- **Work to be completed**
According to the passage on mangrove species classification, why do mangroves make conservation and research difficult, and why does accurate species classification matter? Answer in one to three sentences.

═════ Supplied text ═════

Moreover, mangroves exhibit high species diversity, spatiotemporal heterogeneity, and intricate community structures [
12,
13]. These factors pose significant challenges to mangrove conservation and research, especially in large-scale ecological monitoring. The inability to accurately classify species directly affects assessments of mangrove health and species distribution.
With the rapid advancement of UAV and spectral technologies, traditional mangrove species classification has increasingly leveraged hyperspectral and multispectral data. For example, Cao [
14] utilized UAV hyperspectral images to classify mangrove species on Qi’ao Island, Zhuhai, Guangdong Province, China. By integrating spectral, textural, and height features and applying SVM, the study achieved an accuracy of 88.66%, demonstrating the effectiveness of UAV hyperspectral data in species recognition. Similarly, Zulfa [
15] applied the SAM spectral algorithm to classify mangrove species in the Matang Mangrove Forest Reserve (MMFR). The study employed SID and SAM algorithms to classify 40,000 trees from 19 mangrove species using medium-resolution satellite images. The SAM algorithm achieved a classification accuracy of 85.21%, and the findings indicated that mangrove species distribution was influenced by human activities. Both algorithms demonstrated complementary strengths in enhancing mangrove species identification.
Wang [
16] employed the Extremely Randomized Trees (ERT) algorithm with multi-source remote sensing data to classify mangrove species in Fucheng Town, Leizhou City. By combining optical data (Gaofen-1, Sentinel-2, Landsat-9) and fully polarized SAR data (Gaofen-3), the study achieved a high classification accuracy of 90.13% (Kappa = 0.84). The ERT algorithm outperformed other methods, such as Random Forest and K-Nearest Neighbors (KNN), demonstrating the effectiveness of multi-source and multi-temporal satellite data for mangrove species classification.
Cao [
17] combined UAV-based hyperspectral and LiDAR data for fine mangrove species classification in Qi’ao Island, Zhuhai, China. The proposed method, which used the Rotation Forest (RoF) algorithm, achieved an overall accuracy of 97.22%, outperforming other algorithms, such as Random Forest (RF) and Logistic Model Tree (LMT). Incorporating LiDAR-derived canopy height improved classification accuracy by 2.43%.
Zhen [
18] utilized the XGBoost algorithm with multi-source satellite remote sensing data to classify mangrove species. By integrating data from WorldView-2, Orbita HyperSpectral, and ALOS-2, they achieved a high classification accuracy of 94.02% for six mangrove species. This study highlights the value of combining spectral, texture, and polarization features to improve mangrove species mapping and support conservation efforts.
Meanwhile, Yang [
19] compared the performance of four machine learning algorithms—Adaptive Boosting (AdaBoost), eXtreme Gradient Boosting (XGBoost), Random Forest (RF), and Light Gradient Boosting Machine (LightGBM)—for classifying mangrove species using both multispectral and hyperspectral data. The study found that the average recognition accuracy for multispectral data was 72%, while hyperspectral data achieved an average accuracy of 91%. The highest accuracy, 97.15%, was achieved using the LightGBM method.

═════ Recorded data ═════

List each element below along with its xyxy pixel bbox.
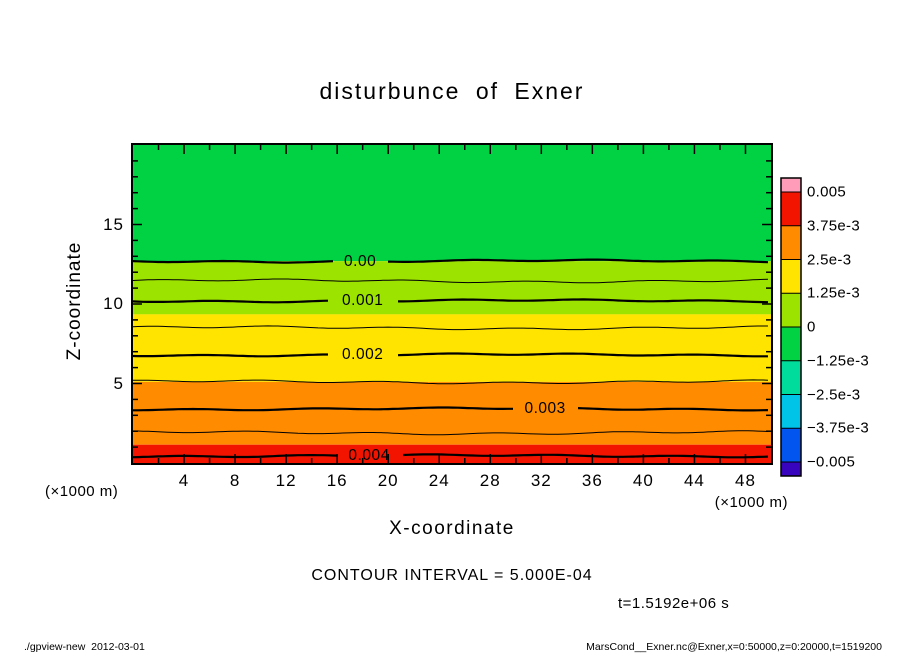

═════

- **Answer**
Mangroves show high species diversity, spatiotemporal heterogeneity, and intricate community structures, and these factors create significant challenges for conservation and research, especially in large-scale ecological monitoring. Accurate species classification matters because failing at it directly affects assessments of mangrove health and species distribution.